* _TASK GOAL_: Leaving the pictures aside, write out the whole listing below exactly.

* _GIVEN ENTRIES_:
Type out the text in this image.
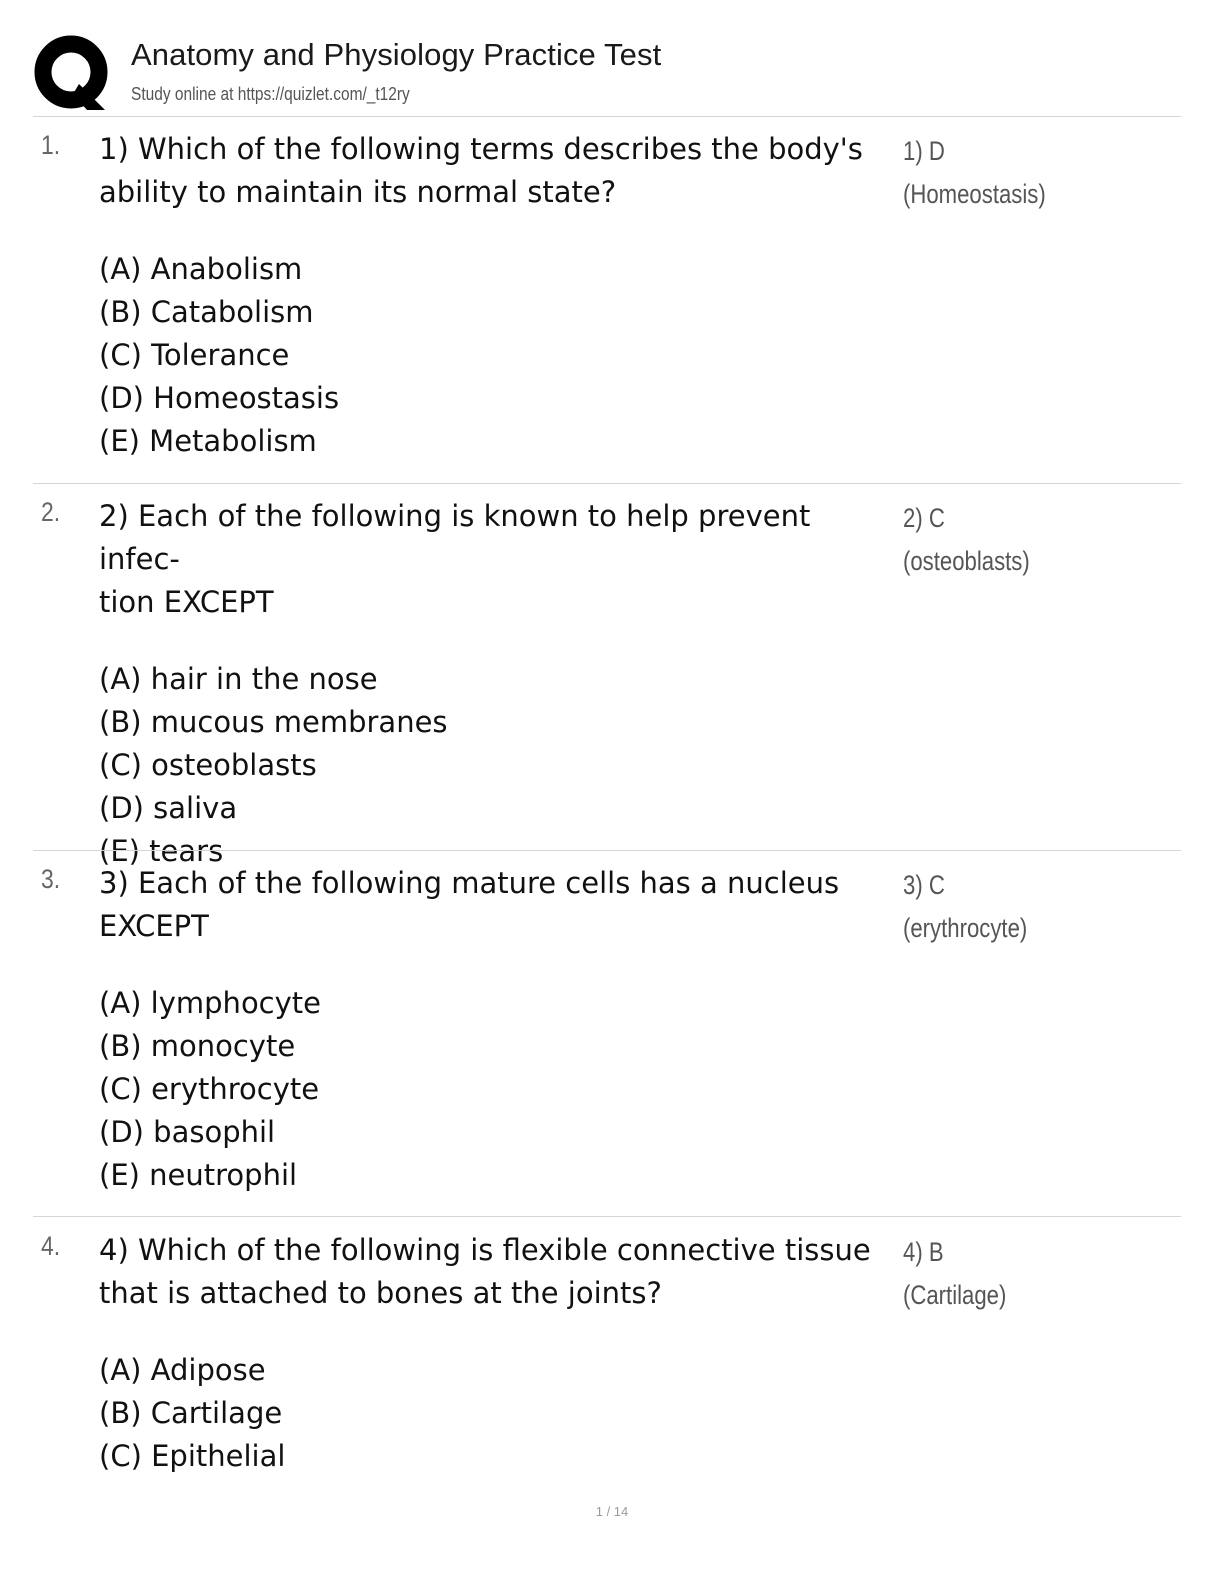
Anatomy and Physiology Practice Test
Study online at https://quizlet.com/_t12ry
1. 1) Which of the following terms describes the body's
ability to maintain its normal state?
(A) Anabolism
(B) Catabolism
(C) Tolerance
(D) Homeostasis
(E) Metabolism
1) D
(Homeostasis)
2. 2) Each of the following is known to help prevent infec-
tion EXCEPT
(A) hair in the nose
(B) mucous membranes
(C) osteoblasts
(D) saliva
(E) tears
2) C
(osteoblasts)
3. 3) Each of the following mature cells has a nucleus
EXCEPT
(A) lymphocyte
(B) monocyte
(C) erythrocyte
(D) basophil
(E) neutrophil
3) C
(erythrocyte)
4. 4) Which of the following is flexible connective tissue
that is attached to bones at the joints?
(A) Adipose
(B) Cartilage
(C) Epithelial
4) B
(Cartilage)
1 / 14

* _OUTPUT FOR THIS EXERCISE_:
Type out the text in this image.
Anatomy and Physiology Practice Test
Study online at https://quizlet.com/_t12ry
1. 1) Which of the following terms describes the body's
ability to maintain its normal state?
(A) Anabolism
(B) Catabolism
(C) Tolerance
(D) Homeostasis
(E) Metabolism
1) D
(Homeostasis)
2. 2) Each of the following is known to help prevent infec-
tion EXCEPT
(A) hair in the nose
(B) mucous membranes
(C) osteoblasts
(D) saliva
(E) tears
2) C
(osteoblasts)
3. 3) Each of the following mature cells has a nucleus
EXCEPT
(A) lymphocyte
(B) monocyte
(C) erythrocyte
(D) basophil
(E) neutrophil
3) C
(erythrocyte)
4. 4) Which of the following is flexible connective tissue
that is attached to bones at the joints?
(A) Adipose
(B) Cartilage
(C) Epithelial
4) B
(Cartilage)
1 / 14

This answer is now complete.